### Exercise prompt
Reproduce every one of the following entries line by line, without altering any character.
* BEGIN *
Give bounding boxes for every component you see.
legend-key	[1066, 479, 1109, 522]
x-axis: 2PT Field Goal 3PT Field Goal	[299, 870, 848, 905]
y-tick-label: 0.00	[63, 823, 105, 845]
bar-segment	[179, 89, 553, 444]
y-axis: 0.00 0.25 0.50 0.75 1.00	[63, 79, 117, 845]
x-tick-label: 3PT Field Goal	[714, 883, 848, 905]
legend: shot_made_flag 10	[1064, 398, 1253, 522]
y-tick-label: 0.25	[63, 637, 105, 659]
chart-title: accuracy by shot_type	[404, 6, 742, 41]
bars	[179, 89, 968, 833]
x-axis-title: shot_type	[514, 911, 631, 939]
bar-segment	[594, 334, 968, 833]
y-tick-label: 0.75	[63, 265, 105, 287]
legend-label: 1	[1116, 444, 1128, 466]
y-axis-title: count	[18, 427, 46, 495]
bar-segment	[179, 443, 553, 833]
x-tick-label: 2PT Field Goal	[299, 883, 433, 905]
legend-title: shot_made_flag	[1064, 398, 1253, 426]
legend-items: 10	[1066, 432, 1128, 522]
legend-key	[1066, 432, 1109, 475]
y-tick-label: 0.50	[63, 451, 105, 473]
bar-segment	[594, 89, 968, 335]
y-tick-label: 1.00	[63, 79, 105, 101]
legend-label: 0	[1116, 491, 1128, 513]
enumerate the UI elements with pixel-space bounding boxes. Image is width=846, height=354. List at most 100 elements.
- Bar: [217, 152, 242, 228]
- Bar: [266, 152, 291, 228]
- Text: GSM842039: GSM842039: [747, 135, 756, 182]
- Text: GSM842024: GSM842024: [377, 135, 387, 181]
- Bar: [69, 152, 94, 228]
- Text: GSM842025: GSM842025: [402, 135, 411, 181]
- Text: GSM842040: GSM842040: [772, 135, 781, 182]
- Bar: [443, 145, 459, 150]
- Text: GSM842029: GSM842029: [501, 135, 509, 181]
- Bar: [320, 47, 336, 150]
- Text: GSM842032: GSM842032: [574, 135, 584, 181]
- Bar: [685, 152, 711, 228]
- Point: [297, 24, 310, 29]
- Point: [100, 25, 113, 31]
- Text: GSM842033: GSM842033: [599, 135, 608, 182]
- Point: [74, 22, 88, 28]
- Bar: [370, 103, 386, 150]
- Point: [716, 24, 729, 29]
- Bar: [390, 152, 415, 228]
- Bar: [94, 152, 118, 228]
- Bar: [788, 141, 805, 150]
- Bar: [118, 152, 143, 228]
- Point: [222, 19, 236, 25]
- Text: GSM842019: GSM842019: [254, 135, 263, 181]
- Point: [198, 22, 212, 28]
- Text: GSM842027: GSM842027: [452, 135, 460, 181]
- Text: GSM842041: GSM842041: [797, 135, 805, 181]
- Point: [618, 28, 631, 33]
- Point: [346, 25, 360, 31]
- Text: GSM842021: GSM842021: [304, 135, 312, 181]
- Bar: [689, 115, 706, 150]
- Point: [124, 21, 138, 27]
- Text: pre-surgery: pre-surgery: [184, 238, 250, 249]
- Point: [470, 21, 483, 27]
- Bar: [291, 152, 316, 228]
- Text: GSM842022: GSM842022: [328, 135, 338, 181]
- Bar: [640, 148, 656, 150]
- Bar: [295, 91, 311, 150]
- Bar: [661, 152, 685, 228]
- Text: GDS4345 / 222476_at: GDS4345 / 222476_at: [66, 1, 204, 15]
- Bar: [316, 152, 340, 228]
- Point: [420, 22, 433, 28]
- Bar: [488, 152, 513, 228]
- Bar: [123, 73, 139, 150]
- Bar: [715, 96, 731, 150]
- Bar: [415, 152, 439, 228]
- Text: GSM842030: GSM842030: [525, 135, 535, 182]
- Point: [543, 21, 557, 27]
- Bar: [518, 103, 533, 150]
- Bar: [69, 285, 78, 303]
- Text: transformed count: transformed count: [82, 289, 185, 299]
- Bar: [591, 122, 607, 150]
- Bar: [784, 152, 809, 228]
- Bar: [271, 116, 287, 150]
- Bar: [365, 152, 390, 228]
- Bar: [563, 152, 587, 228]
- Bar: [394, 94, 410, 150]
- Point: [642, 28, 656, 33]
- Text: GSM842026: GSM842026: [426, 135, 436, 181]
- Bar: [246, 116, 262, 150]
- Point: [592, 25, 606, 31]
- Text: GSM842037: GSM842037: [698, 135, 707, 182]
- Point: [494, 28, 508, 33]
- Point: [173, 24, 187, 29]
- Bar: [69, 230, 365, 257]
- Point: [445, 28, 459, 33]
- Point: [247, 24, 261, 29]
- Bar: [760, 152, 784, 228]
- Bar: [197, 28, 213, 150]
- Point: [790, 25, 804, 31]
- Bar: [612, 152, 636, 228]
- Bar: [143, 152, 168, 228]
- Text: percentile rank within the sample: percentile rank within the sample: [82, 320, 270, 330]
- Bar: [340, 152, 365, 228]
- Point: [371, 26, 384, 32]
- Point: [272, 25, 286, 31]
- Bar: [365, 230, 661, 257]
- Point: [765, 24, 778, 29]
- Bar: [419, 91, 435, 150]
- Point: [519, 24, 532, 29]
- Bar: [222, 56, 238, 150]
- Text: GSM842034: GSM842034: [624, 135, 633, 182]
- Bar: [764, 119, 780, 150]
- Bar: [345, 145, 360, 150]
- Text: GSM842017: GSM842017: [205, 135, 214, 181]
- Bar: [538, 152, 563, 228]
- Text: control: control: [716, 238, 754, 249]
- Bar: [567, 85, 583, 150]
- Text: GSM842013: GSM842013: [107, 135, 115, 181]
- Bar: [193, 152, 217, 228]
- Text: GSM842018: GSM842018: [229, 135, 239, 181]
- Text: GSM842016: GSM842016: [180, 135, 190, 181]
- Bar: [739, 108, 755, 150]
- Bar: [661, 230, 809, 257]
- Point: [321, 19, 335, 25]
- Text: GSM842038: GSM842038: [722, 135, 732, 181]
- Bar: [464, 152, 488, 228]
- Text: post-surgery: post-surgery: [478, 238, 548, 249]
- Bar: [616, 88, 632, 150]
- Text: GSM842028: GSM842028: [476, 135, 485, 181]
* END *
### Full output
Give bounding boxes for every component you see.
legend-key	[1066, 479, 1109, 522]
x-axis: 2PT Field Goal 3PT Field Goal	[299, 870, 848, 905]
y-tick-label: 0.00	[63, 823, 105, 845]
bar-segment	[179, 89, 553, 444]
y-axis: 0.00 0.25 0.50 0.75 1.00	[63, 79, 117, 845]
x-tick-label: 3PT Field Goal	[714, 883, 848, 905]
legend: shot_made_flag 10	[1064, 398, 1253, 522]
y-tick-label: 0.25	[63, 637, 105, 659]
chart-title: accuracy by shot_type	[404, 6, 742, 41]
bars	[179, 89, 968, 833]
x-axis-title: shot_type	[514, 911, 631, 939]
bar-segment	[594, 334, 968, 833]
y-tick-label: 0.75	[63, 265, 105, 287]
legend-label: 1	[1116, 444, 1128, 466]
y-axis-title: count	[18, 427, 46, 495]
bar-segment	[179, 443, 553, 833]
x-tick-label: 2PT Field Goal	[299, 883, 433, 905]
legend-title: shot_made_flag	[1064, 398, 1253, 426]
legend-items: 10	[1066, 432, 1128, 522]
legend-key	[1066, 432, 1109, 475]
y-tick-label: 0.50	[63, 451, 105, 473]
bar-segment	[594, 89, 968, 335]
y-tick-label: 1.00	[63, 79, 105, 101]
legend-label: 0	[1116, 491, 1128, 513]
enumerate the UI elements with pixel-space bounding boxes. Image is width=846, height=354. List at most 100 elements.
- Bar: [217, 152, 242, 228]
- Bar: [266, 152, 291, 228]
- Text: GSM842039: GSM842039: [747, 135, 756, 182]
- Text: GSM842024: GSM842024: [377, 135, 387, 181]
- Bar: [69, 152, 94, 228]
- Text: GSM842025: GSM842025: [402, 135, 411, 181]
- Text: GSM842040: GSM842040: [772, 135, 781, 182]
- Bar: [443, 145, 459, 150]
- Text: GSM842029: GSM842029: [501, 135, 509, 181]
- Bar: [320, 47, 336, 150]
- Text: GSM842032: GSM842032: [574, 135, 584, 181]
- Bar: [685, 152, 711, 228]
- Point: [297, 24, 310, 29]
- Point: [100, 25, 113, 31]
- Text: GSM842033: GSM842033: [599, 135, 608, 182]
- Point: [74, 22, 88, 28]
- Bar: [370, 103, 386, 150]
- Point: [716, 24, 729, 29]
- Bar: [390, 152, 415, 228]
- Bar: [94, 152, 118, 228]
- Bar: [788, 141, 805, 150]
- Bar: [118, 152, 143, 228]
- Point: [222, 19, 236, 25]
- Text: GSM842019: GSM842019: [254, 135, 263, 181]
- Point: [198, 22, 212, 28]
- Text: GSM842027: GSM842027: [452, 135, 460, 181]
- Text: GSM842041: GSM842041: [797, 135, 805, 181]
- Point: [618, 28, 631, 33]
- Point: [346, 25, 360, 31]
- Text: GSM842021: GSM842021: [304, 135, 312, 181]
- Bar: [689, 115, 706, 150]
- Point: [124, 21, 138, 27]
- Text: pre-surgery: pre-surgery: [184, 238, 250, 249]
- Point: [470, 21, 483, 27]
- Bar: [291, 152, 316, 228]
- Text: GSM842022: GSM842022: [328, 135, 338, 181]
- Bar: [640, 148, 656, 150]
- Bar: [295, 91, 311, 150]
- Bar: [661, 152, 685, 228]
- Text: GDS4345 / 222476_at: GDS4345 / 222476_at: [66, 1, 204, 15]
- Bar: [316, 152, 340, 228]
- Point: [420, 22, 433, 28]
- Bar: [488, 152, 513, 228]
- Bar: [123, 73, 139, 150]
- Bar: [715, 96, 731, 150]
- Bar: [415, 152, 439, 228]
- Text: GSM842030: GSM842030: [525, 135, 535, 182]
- Point: [543, 21, 557, 27]
- Bar: [518, 103, 533, 150]
- Bar: [69, 285, 78, 303]
- Text: transformed count: transformed count: [82, 289, 185, 299]
- Bar: [591, 122, 607, 150]
- Bar: [784, 152, 809, 228]
- Bar: [271, 116, 287, 150]
- Bar: [365, 152, 390, 228]
- Bar: [563, 152, 587, 228]
- Bar: [394, 94, 410, 150]
- Point: [642, 28, 656, 33]
- Text: GSM842026: GSM842026: [426, 135, 436, 181]
- Bar: [246, 116, 262, 150]
- Point: [592, 25, 606, 31]
- Text: GSM842037: GSM842037: [698, 135, 707, 182]
- Point: [494, 28, 508, 33]
- Point: [173, 24, 187, 29]
- Bar: [69, 230, 365, 257]
- Point: [445, 28, 459, 33]
- Point: [247, 24, 261, 29]
- Bar: [760, 152, 784, 228]
- Bar: [197, 28, 213, 150]
- Point: [790, 25, 804, 31]
- Bar: [612, 152, 636, 228]
- Bar: [143, 152, 168, 228]
- Text: percentile rank within the sample: percentile rank within the sample: [82, 320, 270, 330]
- Bar: [340, 152, 365, 228]
- Point: [371, 26, 384, 32]
- Point: [272, 25, 286, 31]
- Bar: [365, 230, 661, 257]
- Point: [765, 24, 778, 29]
- Bar: [419, 91, 435, 150]
- Point: [519, 24, 532, 29]
- Bar: [222, 56, 238, 150]
- Text: GSM842034: GSM842034: [624, 135, 633, 182]
- Bar: [764, 119, 780, 150]
- Bar: [345, 145, 360, 150]
- Text: GSM842017: GSM842017: [205, 135, 214, 181]
- Bar: [538, 152, 563, 228]
- Text: control: control: [716, 238, 754, 249]
- Bar: [567, 85, 583, 150]
- Text: GSM842013: GSM842013: [107, 135, 115, 181]
- Bar: [193, 152, 217, 228]
- Text: GSM842018: GSM842018: [229, 135, 239, 181]
- Text: GSM842016: GSM842016: [180, 135, 190, 181]
- Bar: [739, 108, 755, 150]
- Bar: [661, 230, 809, 257]
- Point: [321, 19, 335, 25]
- Text: GSM842038: GSM842038: [722, 135, 732, 181]
- Bar: [464, 152, 488, 228]
- Text: post-surgery: post-surgery: [478, 238, 548, 249]
- Bar: [616, 88, 632, 150]
- Text: GSM842028: GSM842028: [476, 135, 485, 181]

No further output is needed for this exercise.